Record list:
--------------------------------

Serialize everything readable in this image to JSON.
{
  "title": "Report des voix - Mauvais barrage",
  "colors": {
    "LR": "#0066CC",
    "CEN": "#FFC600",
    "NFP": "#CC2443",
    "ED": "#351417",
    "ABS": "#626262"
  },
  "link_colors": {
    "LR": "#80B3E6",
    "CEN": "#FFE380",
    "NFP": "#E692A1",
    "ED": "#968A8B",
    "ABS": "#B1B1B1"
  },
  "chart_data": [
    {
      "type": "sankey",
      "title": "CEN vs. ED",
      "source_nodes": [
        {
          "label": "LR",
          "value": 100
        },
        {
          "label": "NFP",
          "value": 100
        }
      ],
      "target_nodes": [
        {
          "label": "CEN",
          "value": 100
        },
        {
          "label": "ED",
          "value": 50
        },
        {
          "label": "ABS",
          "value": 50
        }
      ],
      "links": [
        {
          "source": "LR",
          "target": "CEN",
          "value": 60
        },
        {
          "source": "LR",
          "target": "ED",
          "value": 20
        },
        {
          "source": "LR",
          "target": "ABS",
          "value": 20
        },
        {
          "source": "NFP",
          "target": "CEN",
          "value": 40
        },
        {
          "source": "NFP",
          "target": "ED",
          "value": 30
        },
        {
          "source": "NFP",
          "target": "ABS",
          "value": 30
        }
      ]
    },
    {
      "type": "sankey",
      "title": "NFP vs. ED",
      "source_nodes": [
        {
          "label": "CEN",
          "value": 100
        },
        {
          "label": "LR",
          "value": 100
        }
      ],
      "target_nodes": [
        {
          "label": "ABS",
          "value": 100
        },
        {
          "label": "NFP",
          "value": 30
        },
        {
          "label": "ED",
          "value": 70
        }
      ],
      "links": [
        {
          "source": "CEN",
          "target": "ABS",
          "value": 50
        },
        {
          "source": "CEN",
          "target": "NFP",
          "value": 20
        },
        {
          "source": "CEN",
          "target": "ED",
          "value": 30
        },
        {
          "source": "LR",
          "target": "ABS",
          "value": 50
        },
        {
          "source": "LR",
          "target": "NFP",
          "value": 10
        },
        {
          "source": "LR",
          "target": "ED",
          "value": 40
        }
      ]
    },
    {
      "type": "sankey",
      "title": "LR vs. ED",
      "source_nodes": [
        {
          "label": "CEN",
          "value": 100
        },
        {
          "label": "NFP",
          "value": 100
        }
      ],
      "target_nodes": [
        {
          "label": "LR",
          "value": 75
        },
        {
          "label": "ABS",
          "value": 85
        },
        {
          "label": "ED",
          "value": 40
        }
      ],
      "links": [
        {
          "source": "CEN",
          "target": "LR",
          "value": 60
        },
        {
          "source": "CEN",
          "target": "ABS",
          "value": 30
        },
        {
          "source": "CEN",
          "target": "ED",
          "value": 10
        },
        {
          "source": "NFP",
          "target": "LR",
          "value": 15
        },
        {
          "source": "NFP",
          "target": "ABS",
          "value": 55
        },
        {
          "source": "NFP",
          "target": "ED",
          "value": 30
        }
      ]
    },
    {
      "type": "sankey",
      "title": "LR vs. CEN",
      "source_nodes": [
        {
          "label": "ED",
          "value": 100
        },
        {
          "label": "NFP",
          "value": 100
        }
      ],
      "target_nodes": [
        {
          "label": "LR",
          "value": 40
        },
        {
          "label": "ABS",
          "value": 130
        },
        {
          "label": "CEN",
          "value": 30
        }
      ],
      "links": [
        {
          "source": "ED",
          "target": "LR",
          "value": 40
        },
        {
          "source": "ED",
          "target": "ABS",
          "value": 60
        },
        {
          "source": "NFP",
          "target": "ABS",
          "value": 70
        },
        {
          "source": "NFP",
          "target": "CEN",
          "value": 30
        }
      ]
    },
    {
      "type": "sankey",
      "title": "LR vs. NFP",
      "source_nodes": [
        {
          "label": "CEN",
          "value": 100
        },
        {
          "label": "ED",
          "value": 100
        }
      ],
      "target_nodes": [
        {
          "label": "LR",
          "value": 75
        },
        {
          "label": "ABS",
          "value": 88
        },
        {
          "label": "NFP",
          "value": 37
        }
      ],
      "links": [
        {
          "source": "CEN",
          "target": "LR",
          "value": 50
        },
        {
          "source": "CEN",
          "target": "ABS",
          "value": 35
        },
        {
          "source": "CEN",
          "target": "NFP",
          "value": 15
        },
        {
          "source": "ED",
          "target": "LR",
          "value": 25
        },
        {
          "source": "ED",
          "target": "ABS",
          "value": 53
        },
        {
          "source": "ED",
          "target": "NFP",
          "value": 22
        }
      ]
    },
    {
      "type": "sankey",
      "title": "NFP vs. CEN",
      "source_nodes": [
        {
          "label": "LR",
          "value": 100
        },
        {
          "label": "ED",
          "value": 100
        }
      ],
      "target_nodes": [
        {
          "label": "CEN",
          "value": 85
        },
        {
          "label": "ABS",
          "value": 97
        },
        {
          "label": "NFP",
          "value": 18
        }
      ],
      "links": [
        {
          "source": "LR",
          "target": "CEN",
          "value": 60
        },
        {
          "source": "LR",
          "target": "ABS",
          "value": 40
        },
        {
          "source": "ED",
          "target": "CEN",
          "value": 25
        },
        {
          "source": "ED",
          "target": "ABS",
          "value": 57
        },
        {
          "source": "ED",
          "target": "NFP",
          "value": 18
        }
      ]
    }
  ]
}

--------------------------------

Task requirements: Retype the material above, line by line, exactly.

Solved problem:
Serialize everything readable in this image to JSON.
{
  "title": "Report des voix - Mauvais barrage",
  "colors": {
    "LR": "#0066CC",
    "CEN": "#FFC600",
    "NFP": "#CC2443",
    "ED": "#351417",
    "ABS": "#626262"
  },
  "link_colors": {
    "LR": "#80B3E6",
    "CEN": "#FFE380",
    "NFP": "#E692A1",
    "ED": "#968A8B",
    "ABS": "#B1B1B1"
  },
  "chart_data": [
    {
      "type": "sankey",
      "title": "CEN vs. ED",
      "source_nodes": [
        {
          "label": "LR",
          "value": 100
        },
        {
          "label": "NFP",
          "value": 100
        }
      ],
      "target_nodes": [
        {
          "label": "CEN",
          "value": 100
        },
        {
          "label": "ED",
          "value": 50
        },
        {
          "label": "ABS",
          "value": 50
        }
      ],
      "links": [
        {
          "source": "LR",
          "target": "CEN",
          "value": 60
        },
        {
          "source": "LR",
          "target": "ED",
          "value": 20
        },
        {
          "source": "LR",
          "target": "ABS",
          "value": 20
        },
        {
          "source": "NFP",
          "target": "CEN",
          "value": 40
        },
        {
          "source": "NFP",
          "target": "ED",
          "value": 30
        },
        {
          "source": "NFP",
          "target": "ABS",
          "value": 30
        }
      ]
    },
    {
      "type": "sankey",
      "title": "NFP vs. ED",
      "source_nodes": [
        {
          "label": "CEN",
          "value": 100
        },
        {
          "label": "LR",
          "value": 100
        }
      ],
      "target_nodes": [
        {
          "label": "ABS",
          "value": 100
        },
        {
          "label": "NFP",
          "value": 30
        },
        {
          "label": "ED",
          "value": 70
        }
      ],
      "links": [
        {
          "source": "CEN",
          "target": "ABS",
          "value": 50
        },
        {
          "source": "CEN",
          "target": "NFP",
          "value": 20
        },
        {
          "source": "CEN",
          "target": "ED",
          "value": 30
        },
        {
          "source": "LR",
          "target": "ABS",
          "value": 50
        },
        {
          "source": "LR",
          "target": "NFP",
          "value": 10
        },
        {
          "source": "LR",
          "target": "ED",
          "value": 40
        }
      ]
    },
    {
      "type": "sankey",
      "title": "LR vs. ED",
      "source_nodes": [
        {
          "label": "CEN",
          "value": 100
        },
        {
          "label": "NFP",
          "value": 100
        }
      ],
      "target_nodes": [
        {
          "label": "LR",
          "value": 75
        },
        {
          "label": "ABS",
          "value": 85
        },
        {
          "label": "ED",
          "value": 40
        }
      ],
      "links": [
        {
          "source": "CEN",
          "target": "LR",
          "value": 60
        },
        {
          "source": "CEN",
          "target": "ABS",
          "value": 30
        },
        {
          "source": "CEN",
          "target": "ED",
          "value": 10
        },
        {
          "source": "NFP",
          "target": "LR",
          "value": 15
        },
        {
          "source": "NFP",
          "target": "ABS",
          "value": 55
        },
        {
          "source": "NFP",
          "target": "ED",
          "value": 30
        }
      ]
    },
    {
      "type": "sankey",
      "title": "LR vs. CEN",
      "source_nodes": [
        {
          "label": "ED",
          "value": 100
        },
        {
          "label": "NFP",
          "value": 100
        }
      ],
      "target_nodes": [
        {
          "label": "LR",
          "value": 40
        },
        {
          "label": "ABS",
          "value": 130
        },
        {
          "label": "CEN",
          "value": 30
        }
      ],
      "links": [
        {
          "source": "ED",
          "target": "LR",
          "value": 40
        },
        {
          "source": "ED",
          "target": "ABS",
          "value": 60
        },
        {
          "source": "NFP",
          "target": "ABS",
          "value": 70
        },
        {
          "source": "NFP",
          "target": "CEN",
          "value": 30
        }
      ]
    },
    {
      "type": "sankey",
      "title": "LR vs. NFP",
      "source_nodes": [
        {
          "label": "CEN",
          "value": 100
        },
        {
          "label": "ED",
          "value": 100
        }
      ],
      "target_nodes": [
        {
          "label": "LR",
          "value": 75
        },
        {
          "label": "ABS",
          "value": 88
        },
        {
          "label": "NFP",
          "value": 37
        }
      ],
      "links": [
        {
          "source": "CEN",
          "target": "LR",
          "value": 50
        },
        {
          "source": "CEN",
          "target": "ABS",
          "value": 35
        },
        {
          "source": "CEN",
          "target": "NFP",
          "value": 15
        },
        {
          "source": "ED",
          "target": "LR",
          "value": 25
        },
        {
          "source": "ED",
          "target": "ABS",
          "value": 53
        },
        {
          "source": "ED",
          "target": "NFP",
          "value": 22
        }
      ]
    },
    {
      "type": "sankey",
      "title": "NFP vs. CEN",
      "source_nodes": [
        {
          "label": "LR",
          "value": 100
        },
        {
          "label": "ED",
          "value": 100
        }
      ],
      "target_nodes": [
        {
          "label": "CEN",
          "value": 85
        },
        {
          "label": "ABS",
          "value": 97
        },
        {
          "label": "NFP",
          "value": 18
        }
      ],
      "links": [
        {
          "source": "LR",
          "target": "CEN",
          "value": 60
        },
        {
          "source": "LR",
          "target": "ABS",
          "value": 40
        },
        {
          "source": "ED",
          "target": "CEN",
          "value": 25
        },
        {
          "source": "ED",
          "target": "ABS",
          "value": 57
        },
        {
          "source": "ED",
          "target": "NFP",
          "value": 18
        }
      ]
    }
  ]
}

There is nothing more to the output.